WHAT THE TASK REQUIRES >>
Quote the full listing word for word.

DATA FOR THIS EXERCISE >>

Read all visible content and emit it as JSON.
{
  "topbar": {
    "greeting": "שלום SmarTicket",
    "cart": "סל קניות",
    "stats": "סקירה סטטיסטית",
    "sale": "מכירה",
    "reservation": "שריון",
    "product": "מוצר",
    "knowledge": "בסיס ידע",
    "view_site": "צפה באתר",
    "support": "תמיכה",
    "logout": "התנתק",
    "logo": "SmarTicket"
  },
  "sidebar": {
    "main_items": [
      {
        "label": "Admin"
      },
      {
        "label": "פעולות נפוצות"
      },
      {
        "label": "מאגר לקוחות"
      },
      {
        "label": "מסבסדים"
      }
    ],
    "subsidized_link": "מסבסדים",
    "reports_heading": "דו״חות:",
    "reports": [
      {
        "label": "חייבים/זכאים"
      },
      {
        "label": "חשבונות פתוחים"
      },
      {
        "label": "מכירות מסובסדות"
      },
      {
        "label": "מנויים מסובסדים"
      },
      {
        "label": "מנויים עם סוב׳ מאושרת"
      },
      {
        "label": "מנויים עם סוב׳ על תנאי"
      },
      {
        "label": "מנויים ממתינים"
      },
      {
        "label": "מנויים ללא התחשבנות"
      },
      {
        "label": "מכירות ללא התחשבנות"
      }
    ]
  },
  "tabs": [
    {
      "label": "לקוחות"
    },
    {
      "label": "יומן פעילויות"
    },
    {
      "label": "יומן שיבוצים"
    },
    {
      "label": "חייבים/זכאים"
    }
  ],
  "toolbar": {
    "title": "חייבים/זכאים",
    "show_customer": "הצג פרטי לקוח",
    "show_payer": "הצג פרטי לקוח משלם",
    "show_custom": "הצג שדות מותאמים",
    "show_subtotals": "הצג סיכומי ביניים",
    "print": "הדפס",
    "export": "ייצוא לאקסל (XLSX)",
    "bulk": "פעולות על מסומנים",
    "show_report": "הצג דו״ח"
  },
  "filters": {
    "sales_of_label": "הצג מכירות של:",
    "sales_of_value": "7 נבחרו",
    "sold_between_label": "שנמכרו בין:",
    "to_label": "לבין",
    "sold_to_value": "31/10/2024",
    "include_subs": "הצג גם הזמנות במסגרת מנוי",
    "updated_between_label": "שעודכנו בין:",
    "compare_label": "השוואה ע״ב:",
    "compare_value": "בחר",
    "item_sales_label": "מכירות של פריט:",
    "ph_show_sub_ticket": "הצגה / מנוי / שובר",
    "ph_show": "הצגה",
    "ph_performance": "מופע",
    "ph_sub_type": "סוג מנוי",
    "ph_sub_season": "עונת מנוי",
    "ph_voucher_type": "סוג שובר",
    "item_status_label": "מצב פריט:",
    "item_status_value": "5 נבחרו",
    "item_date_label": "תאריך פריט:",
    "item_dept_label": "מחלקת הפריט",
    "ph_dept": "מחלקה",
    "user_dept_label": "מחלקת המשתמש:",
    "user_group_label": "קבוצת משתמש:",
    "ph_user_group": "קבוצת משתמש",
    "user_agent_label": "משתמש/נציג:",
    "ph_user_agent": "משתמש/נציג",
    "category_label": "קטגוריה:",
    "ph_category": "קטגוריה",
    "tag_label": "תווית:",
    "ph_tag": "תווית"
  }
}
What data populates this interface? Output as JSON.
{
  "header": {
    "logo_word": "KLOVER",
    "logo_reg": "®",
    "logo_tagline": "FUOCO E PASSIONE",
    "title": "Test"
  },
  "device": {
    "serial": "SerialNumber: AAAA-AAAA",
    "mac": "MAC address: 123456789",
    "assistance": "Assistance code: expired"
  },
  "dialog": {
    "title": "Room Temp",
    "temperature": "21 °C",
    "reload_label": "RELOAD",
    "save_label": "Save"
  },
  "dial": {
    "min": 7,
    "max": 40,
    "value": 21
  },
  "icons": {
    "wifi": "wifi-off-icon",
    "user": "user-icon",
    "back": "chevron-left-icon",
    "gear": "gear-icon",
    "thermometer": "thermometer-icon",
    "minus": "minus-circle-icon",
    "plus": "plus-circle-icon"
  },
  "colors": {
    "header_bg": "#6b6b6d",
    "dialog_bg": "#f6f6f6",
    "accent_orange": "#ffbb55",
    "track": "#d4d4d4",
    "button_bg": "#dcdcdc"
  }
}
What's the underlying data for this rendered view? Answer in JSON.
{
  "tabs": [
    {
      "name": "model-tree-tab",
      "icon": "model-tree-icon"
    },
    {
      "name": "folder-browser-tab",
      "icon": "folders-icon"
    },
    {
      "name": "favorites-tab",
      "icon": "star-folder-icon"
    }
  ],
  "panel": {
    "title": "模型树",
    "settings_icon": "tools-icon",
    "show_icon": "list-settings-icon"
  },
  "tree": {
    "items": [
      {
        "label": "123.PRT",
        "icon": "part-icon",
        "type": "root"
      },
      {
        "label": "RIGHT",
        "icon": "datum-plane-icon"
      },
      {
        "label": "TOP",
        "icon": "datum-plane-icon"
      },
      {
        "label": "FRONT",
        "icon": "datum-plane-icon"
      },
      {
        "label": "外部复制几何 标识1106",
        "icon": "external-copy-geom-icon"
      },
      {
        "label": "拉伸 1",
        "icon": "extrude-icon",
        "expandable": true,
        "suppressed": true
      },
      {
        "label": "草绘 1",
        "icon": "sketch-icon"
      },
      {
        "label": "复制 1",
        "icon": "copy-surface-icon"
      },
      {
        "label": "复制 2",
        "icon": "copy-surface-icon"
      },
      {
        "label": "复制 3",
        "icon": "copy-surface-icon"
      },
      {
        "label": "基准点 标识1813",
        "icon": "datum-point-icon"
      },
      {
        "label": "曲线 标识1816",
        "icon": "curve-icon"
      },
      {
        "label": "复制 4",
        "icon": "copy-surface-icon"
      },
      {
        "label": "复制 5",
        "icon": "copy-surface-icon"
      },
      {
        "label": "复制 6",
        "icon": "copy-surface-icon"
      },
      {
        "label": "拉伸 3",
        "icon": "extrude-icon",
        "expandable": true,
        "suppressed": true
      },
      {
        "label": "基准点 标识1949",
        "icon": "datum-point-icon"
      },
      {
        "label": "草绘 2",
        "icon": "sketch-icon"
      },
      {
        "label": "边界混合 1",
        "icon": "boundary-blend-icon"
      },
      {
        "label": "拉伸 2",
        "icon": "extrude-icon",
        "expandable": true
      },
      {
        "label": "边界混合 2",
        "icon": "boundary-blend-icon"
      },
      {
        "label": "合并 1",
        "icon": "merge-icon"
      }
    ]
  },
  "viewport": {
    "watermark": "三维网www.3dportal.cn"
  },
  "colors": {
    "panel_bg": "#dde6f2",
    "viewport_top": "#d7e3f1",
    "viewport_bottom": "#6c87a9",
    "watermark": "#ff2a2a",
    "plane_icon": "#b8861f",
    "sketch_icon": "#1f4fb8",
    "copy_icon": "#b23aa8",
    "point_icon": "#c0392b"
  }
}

PROBLEM SOLUTION >>
Read all visible content and emit it as JSON.
{
  "topbar": {
    "greeting": "שלום SmarTicket",
    "cart": "סל קניות",
    "stats": "סקירה סטטיסטית",
    "sale": "מכירה",
    "reservation": "שריון",
    "product": "מוצר",
    "knowledge": "בסיס ידע",
    "view_site": "צפה באתר",
    "support": "תמיכה",
    "logout": "התנתק",
    "logo": "SmarTicket"
  },
  "sidebar": {
    "main_items": [
      {
        "label": "Admin"
      },
      {
        "label": "פעולות נפוצות"
      },
      {
        "label": "מאגר לקוחות"
      },
      {
        "label": "מסבסדים"
      }
    ],
    "subsidized_link": "מסבסדים",
    "reports_heading": "דו״חות:",
    "reports": [
      {
        "label": "חייבים/זכאים"
      },
      {
        "label": "חשבונות פתוחים"
      },
      {
        "label": "מכירות מסובסדות"
      },
      {
        "label": "מנויים מסובסדים"
      },
      {
        "label": "מנויים עם סוב׳ מאושרת"
      },
      {
        "label": "מנויים עם סוב׳ על תנאי"
      },
      {
        "label": "מנויים ממתינים"
      },
      {
        "label": "מנויים ללא התחשבנות"
      },
      {
        "label": "מכירות ללא התחשבנות"
      }
    ]
  },
  "tabs": [
    {
      "label": "לקוחות"
    },
    {
      "label": "יומן פעילויות"
    },
    {
      "label": "יומן שיבוצים"
    },
    {
      "label": "חייבים/זכאים"
    }
  ],
  "toolbar": {
    "title": "חייבים/זכאים",
    "show_customer": "הצג פרטי לקוח",
    "show_payer": "הצג פרטי לקוח משלם",
    "show_custom": "הצג שדות מותאמים",
    "show_subtotals": "הצג סיכומי ביניים",
    "print": "הדפס",
    "export": "ייצוא לאקסל (XLSX)",
    "bulk": "פעולות על מסומנים",
    "show_report": "הצג דו״ח"
  },
  "filters": {
    "sales_of_label": "הצג מכירות של:",
    "sales_of_value": "7 נבחרו",
    "sold_between_label": "שנמכרו בין:",
    "to_label": "לבין",
    "sold_to_value": "31/10/2024",
    "include_subs": "הצג גם הזמנות במסגרת מנוי",
    "updated_between_label": "שעודכנו בין:",
    "compare_label": "השוואה ע״ב:",
    "compare_value": "בחר",
    "item_sales_label": "מכירות של פריט:",
    "ph_show_sub_ticket": "הצגה / מנוי / שובר",
    "ph_show": "הצגה",
    "ph_performance": "מופע",
    "ph_sub_type": "סוג מנוי",
    "ph_sub_season": "עונת מנוי",
    "ph_voucher_type": "סוג שובר",
    "item_status_label": "מצב פריט:",
    "item_status_value": "5 נבחרו",
    "item_date_label": "תאריך פריט:",
    "item_dept_label": "מחלקת הפריט",
    "ph_dept": "מחלקה",
    "user_dept_label": "מחלקת המשתמש:",
    "user_group_label": "קבוצת משתמש:",
    "ph_user_group": "קבוצת משתמש",
    "user_agent_label": "משתמש/נציג:",
    "ph_user_agent": "משתמש/נציג",
    "category_label": "קטגוריה:",
    "ph_category": "קטגוריה",
    "tag_label": "תווית:",
    "ph_tag": "תווית"
  }
}
What data populates this interface? Output as JSON.
{
  "header": {
    "logo_word": "KLOVER",
    "logo_reg": "®",
    "logo_tagline": "FUOCO E PASSIONE",
    "title": "Test"
  },
  "device": {
    "serial": "SerialNumber: AAAA-AAAA",
    "mac": "MAC address: 123456789",
    "assistance": "Assistance code: expired"
  },
  "dialog": {
    "title": "Room Temp",
    "temperature": "21 °C",
    "reload_label": "RELOAD",
    "save_label": "Save"
  },
  "dial": {
    "min": 7,
    "max": 40,
    "value": 21
  },
  "icons": {
    "wifi": "wifi-off-icon",
    "user": "user-icon",
    "back": "chevron-left-icon",
    "gear": "gear-icon",
    "thermometer": "thermometer-icon",
    "minus": "minus-circle-icon",
    "plus": "plus-circle-icon"
  },
  "colors": {
    "header_bg": "#6b6b6d",
    "dialog_bg": "#f6f6f6",
    "accent_orange": "#ffbb55",
    "track": "#d4d4d4",
    "button_bg": "#dcdcdc"
  }
}
What's the underlying data for this rendered view? Answer in JSON.
{
  "tabs": [
    {
      "name": "model-tree-tab",
      "icon": "model-tree-icon"
    },
    {
      "name": "folder-browser-tab",
      "icon": "folders-icon"
    },
    {
      "name": "favorites-tab",
      "icon": "star-folder-icon"
    }
  ],
  "panel": {
    "title": "模型树",
    "settings_icon": "tools-icon",
    "show_icon": "list-settings-icon"
  },
  "tree": {
    "items": [
      {
        "label": "123.PRT",
        "icon": "part-icon",
        "type": "root"
      },
      {
        "label": "RIGHT",
        "icon": "datum-plane-icon"
      },
      {
        "label": "TOP",
        "icon": "datum-plane-icon"
      },
      {
        "label": "FRONT",
        "icon": "datum-plane-icon"
      },
      {
        "label": "外部复制几何 标识1106",
        "icon": "external-copy-geom-icon"
      },
      {
        "label": "拉伸 1",
        "icon": "extrude-icon",
        "expandable": true,
        "suppressed": true
      },
      {
        "label": "草绘 1",
        "icon": "sketch-icon"
      },
      {
        "label": "复制 1",
        "icon": "copy-surface-icon"
      },
      {
        "label": "复制 2",
        "icon": "copy-surface-icon"
      },
      {
        "label": "复制 3",
        "icon": "copy-surface-icon"
      },
      {
        "label": "基准点 标识1813",
        "icon": "datum-point-icon"
      },
      {
        "label": "曲线 标识1816",
        "icon": "curve-icon"
      },
      {
        "label": "复制 4",
        "icon": "copy-surface-icon"
      },
      {
        "label": "复制 5",
        "icon": "copy-surface-icon"
      },
      {
        "label": "复制 6",
        "icon": "copy-surface-icon"
      },
      {
        "label": "拉伸 3",
        "icon": "extrude-icon",
        "expandable": true,
        "suppressed": true
      },
      {
        "label": "基准点 标识1949",
        "icon": "datum-point-icon"
      },
      {
        "label": "草绘 2",
        "icon": "sketch-icon"
      },
      {
        "label": "边界混合 1",
        "icon": "boundary-blend-icon"
      },
      {
        "label": "拉伸 2",
        "icon": "extrude-icon",
        "expandable": true
      },
      {
        "label": "边界混合 2",
        "icon": "boundary-blend-icon"
      },
      {
        "label": "合并 1",
        "icon": "merge-icon"
      }
    ]
  },
  "viewport": {
    "watermark": "三维网www.3dportal.cn"
  },
  "colors": {
    "panel_bg": "#dde6f2",
    "viewport_top": "#d7e3f1",
    "viewport_bottom": "#6c87a9",
    "watermark": "#ff2a2a",
    "plane_icon": "#b8861f",
    "sketch_icon": "#1f4fb8",
    "copy_icon": "#b23aa8",
    "point_icon": "#c0392b"
  }
}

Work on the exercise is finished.